--- Start Data supplied ---

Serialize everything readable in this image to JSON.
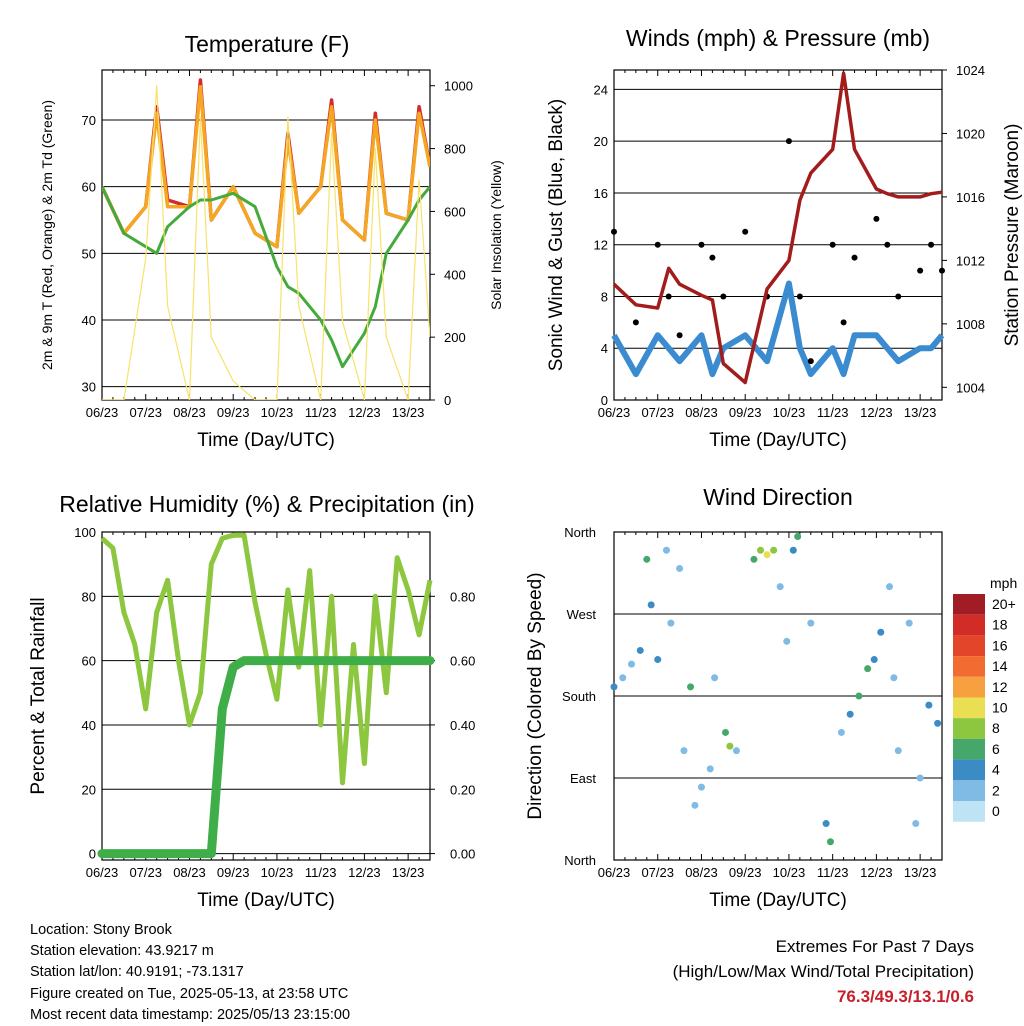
{
  "x_ticks": [
    "06/23",
    "07/23",
    "08/23",
    "09/23",
    "10/23",
    "11/23",
    "12/23",
    "13/23"
  ],
  "x_title": "Time (Day/UTC)",
  "info": {
    "location": "Location: Stony Brook",
    "elevation": "Station elevation: 43.9217 m",
    "latlon": "Station lat/lon: 40.9191; -73.1317",
    "created": "Figure created on Tue, 2025-05-13, at 23:58 UTC",
    "recent": "Most recent data timestamp: 2025/05/13 23:15:00"
  },
  "extremes": {
    "title": "Extremes For Past 7 Days",
    "subtitle": "(High/Low/Max Wind/Total Precipitation)",
    "values": "76.3/49.3/13.1/0.6"
  },
  "chart_data": [
    {
      "type": "line",
      "title": "Temperature (F)",
      "xlabel": "Time (Day/UTC)",
      "ylabel": "2m & 9m T (Red, Orange) & 2m Td (Green)",
      "ylabel_right": "Solar Insolation (Yellow)",
      "x": [
        6,
        6.5,
        7,
        7.25,
        7.5,
        8,
        8.25,
        8.5,
        9,
        9.5,
        10,
        10.25,
        10.5,
        11,
        11.25,
        11.5,
        12,
        12.25,
        12.5,
        13,
        13.25,
        13.5
      ],
      "ylim": [
        28,
        77.5
      ],
      "yticks": [
        30,
        40,
        50,
        60,
        70
      ],
      "ylim_right": [
        0,
        1050
      ],
      "yticks_right": [
        0,
        200,
        400,
        600,
        800,
        1000
      ],
      "series": [
        {
          "name": "2m T",
          "color": "#d42a2a",
          "values": [
            60,
            53,
            57,
            72,
            58,
            57,
            76,
            55,
            60,
            53,
            51,
            68,
            56,
            60,
            73,
            55,
            52,
            71,
            56,
            55,
            72,
            63
          ]
        },
        {
          "name": "9m T",
          "color": "#f5a623",
          "values": [
            60,
            53,
            57,
            71,
            57,
            57,
            75,
            55,
            60,
            53,
            51,
            67,
            56,
            60,
            72,
            55,
            52,
            70,
            56,
            55,
            71,
            63
          ]
        },
        {
          "name": "2m Td",
          "color": "#44aa3c",
          "values": [
            60,
            53,
            51,
            50,
            54,
            57,
            58,
            58,
            59,
            57,
            48,
            45,
            44,
            40,
            37,
            33,
            38,
            42,
            50,
            55,
            58,
            60
          ]
        },
        {
          "name": "Solar Insolation",
          "color": "#f7e26b",
          "values": [
            0,
            0,
            450,
            1000,
            300,
            0,
            900,
            200,
            60,
            0,
            0,
            900,
            300,
            0,
            850,
            250,
            0,
            800,
            200,
            0,
            700,
            200
          ]
        }
      ]
    },
    {
      "type": "line",
      "title": "Winds (mph) & Pressure (mb)",
      "xlabel": "Time (Day/UTC)",
      "ylabel": "Sonic Wind & Gust (Blue, Black)",
      "ylabel_right": "Station Pressure (Maroon)",
      "x": [
        6,
        6.5,
        7,
        7.25,
        7.5,
        8,
        8.25,
        8.5,
        9,
        9.5,
        10,
        10.25,
        10.5,
        11,
        11.25,
        11.5,
        12,
        12.25,
        12.5,
        13,
        13.25,
        13.5
      ],
      "ylim": [
        0,
        25.5
      ],
      "yticks": [
        0,
        4,
        8,
        12,
        16,
        20,
        24
      ],
      "ylim_right": [
        1003.2,
        1024
      ],
      "yticks_right": [
        1004,
        1008,
        1012,
        1016,
        1020,
        1024
      ],
      "series": [
        {
          "name": "Sonic Wind",
          "color": "#3b8bd0",
          "values": [
            5,
            2,
            5,
            4,
            3,
            5,
            2,
            4,
            5,
            3,
            9,
            4,
            2,
            4,
            2,
            5,
            5,
            4,
            3,
            4,
            4,
            5
          ]
        },
        {
          "name": "Gust",
          "color": "#000000",
          "values": [
            13,
            6,
            12,
            8,
            5,
            12,
            11,
            8,
            13,
            8,
            20,
            8,
            3,
            12,
            6,
            11,
            14,
            12,
            8,
            10,
            12,
            10
          ]
        },
        {
          "name": "Station Pressure",
          "color": "#a31c1c",
          "values": [
            1010.5,
            1009.2,
            1009.0,
            1011.5,
            1010.5,
            1009.8,
            1009.5,
            1005.5,
            1004.3,
            1010.2,
            1012.0,
            1015.8,
            1017.5,
            1019.0,
            1023.8,
            1019.0,
            1016.5,
            1016.2,
            1016.0,
            1016.0,
            1016.2,
            1016.3
          ]
        }
      ]
    },
    {
      "type": "line",
      "title": "Relative Humidity (%) & Precipitation (in)",
      "xlabel": "Time (Day/UTC)",
      "ylabel": "Percent & Total Rainfall",
      "x": [
        6,
        6.25,
        6.5,
        6.75,
        7,
        7.25,
        7.5,
        7.75,
        8,
        8.25,
        8.5,
        8.75,
        9,
        9.25,
        9.5,
        9.75,
        10,
        10.25,
        10.5,
        10.75,
        11,
        11.25,
        11.5,
        11.75,
        12,
        12.25,
        12.5,
        12.75,
        13,
        13.25,
        13.5
      ],
      "ylim": [
        -2,
        100
      ],
      "yticks": [
        0,
        20,
        40,
        60,
        80,
        100
      ],
      "yticks_right": [
        "0.00",
        "0.20",
        "0.40",
        "0.60",
        "0.80"
      ],
      "series": [
        {
          "name": "Relative Humidity",
          "color": "#8dc63f",
          "values": [
            98,
            95,
            75,
            65,
            45,
            75,
            85,
            60,
            40,
            50,
            90,
            98,
            99,
            99,
            78,
            62,
            48,
            82,
            58,
            88,
            40,
            80,
            22,
            65,
            28,
            80,
            50,
            92,
            82,
            68,
            85
          ]
        },
        {
          "name": "Total Precipitation",
          "color": "#3fae49",
          "unit": "in",
          "values": [
            0,
            0,
            0,
            0,
            0,
            0,
            0,
            0,
            0,
            0,
            0,
            0.45,
            0.58,
            0.6,
            0.6,
            0.6,
            0.6,
            0.6,
            0.6,
            0.6,
            0.6,
            0.6,
            0.6,
            0.6,
            0.6,
            0.6,
            0.6,
            0.6,
            0.6,
            0.6,
            0.6
          ]
        }
      ]
    },
    {
      "type": "scatter",
      "title": "Wind Direction",
      "xlabel": "Time (Day/UTC)",
      "ylabel": "Direction (Colored By Speed)",
      "yticks": [
        "North",
        "East",
        "South",
        "West",
        "North"
      ],
      "color_legend_title": "mph",
      "color_legend": [
        {
          "label": "20+",
          "color": "#a11c24"
        },
        {
          "label": "18",
          "color": "#d12c26"
        },
        {
          "label": "16",
          "color": "#e3452b"
        },
        {
          "label": "14",
          "color": "#f26b30"
        },
        {
          "label": "12",
          "color": "#f7a040"
        },
        {
          "label": "10",
          "color": "#eadf53"
        },
        {
          "label": "8",
          "color": "#8dc63f"
        },
        {
          "label": "6",
          "color": "#45a86a"
        },
        {
          "label": "4",
          "color": "#3b8bc5"
        },
        {
          "label": "2",
          "color": "#7fbbe5"
        },
        {
          "label": "0",
          "color": "#bde3f5"
        }
      ],
      "points": [
        {
          "x": 6.0,
          "dir": 190,
          "speed": 4
        },
        {
          "x": 6.2,
          "dir": 200,
          "speed": 3
        },
        {
          "x": 6.4,
          "dir": 215,
          "speed": 3
        },
        {
          "x": 6.6,
          "dir": 230,
          "speed": 4
        },
        {
          "x": 6.75,
          "dir": 330,
          "speed": 6
        },
        {
          "x": 6.85,
          "dir": 280,
          "speed": 5
        },
        {
          "x": 7.0,
          "dir": 220,
          "speed": 4
        },
        {
          "x": 7.2,
          "dir": 340,
          "speed": 2
        },
        {
          "x": 7.3,
          "dir": 260,
          "speed": 2
        },
        {
          "x": 7.5,
          "dir": 320,
          "speed": 3
        },
        {
          "x": 7.6,
          "dir": 120,
          "speed": 3
        },
        {
          "x": 7.75,
          "dir": 190,
          "speed": 6
        },
        {
          "x": 7.85,
          "dir": 60,
          "speed": 2
        },
        {
          "x": 8.0,
          "dir": 80,
          "speed": 3
        },
        {
          "x": 8.2,
          "dir": 100,
          "speed": 3
        },
        {
          "x": 8.3,
          "dir": 200,
          "speed": 2
        },
        {
          "x": 8.55,
          "dir": 140,
          "speed": 7
        },
        {
          "x": 8.65,
          "dir": 125,
          "speed": 9
        },
        {
          "x": 8.8,
          "dir": 120,
          "speed": 3
        },
        {
          "x": 9.2,
          "dir": 330,
          "speed": 7
        },
        {
          "x": 9.35,
          "dir": 340,
          "speed": 9
        },
        {
          "x": 9.5,
          "dir": 335,
          "speed": 11
        },
        {
          "x": 9.65,
          "dir": 340,
          "speed": 8
        },
        {
          "x": 9.8,
          "dir": 300,
          "speed": 2
        },
        {
          "x": 9.95,
          "dir": 240,
          "speed": 3
        },
        {
          "x": 10.1,
          "dir": 340,
          "speed": 5
        },
        {
          "x": 10.2,
          "dir": 355,
          "speed": 6
        },
        {
          "x": 10.5,
          "dir": 260,
          "speed": 2
        },
        {
          "x": 10.85,
          "dir": 40,
          "speed": 5
        },
        {
          "x": 10.95,
          "dir": 20,
          "speed": 6
        },
        {
          "x": 11.2,
          "dir": 140,
          "speed": 2
        },
        {
          "x": 11.4,
          "dir": 160,
          "speed": 4
        },
        {
          "x": 11.6,
          "dir": 180,
          "speed": 7
        },
        {
          "x": 11.8,
          "dir": 210,
          "speed": 6
        },
        {
          "x": 11.95,
          "dir": 220,
          "speed": 5
        },
        {
          "x": 12.1,
          "dir": 250,
          "speed": 4
        },
        {
          "x": 12.3,
          "dir": 300,
          "speed": 3
        },
        {
          "x": 12.4,
          "dir": 200,
          "speed": 2
        },
        {
          "x": 12.5,
          "dir": 120,
          "speed": 2
        },
        {
          "x": 12.75,
          "dir": 260,
          "speed": 3
        },
        {
          "x": 12.9,
          "dir": 40,
          "speed": 3
        },
        {
          "x": 13.0,
          "dir": 90,
          "speed": 3
        },
        {
          "x": 13.2,
          "dir": 170,
          "speed": 5
        },
        {
          "x": 13.4,
          "dir": 150,
          "speed": 4
        }
      ]
    }
  ]
}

--- End Data supplied ---

#### [Exercise objective]
Report only how many lines in the entries contain "Station".

#### [Solution for this exercise]
4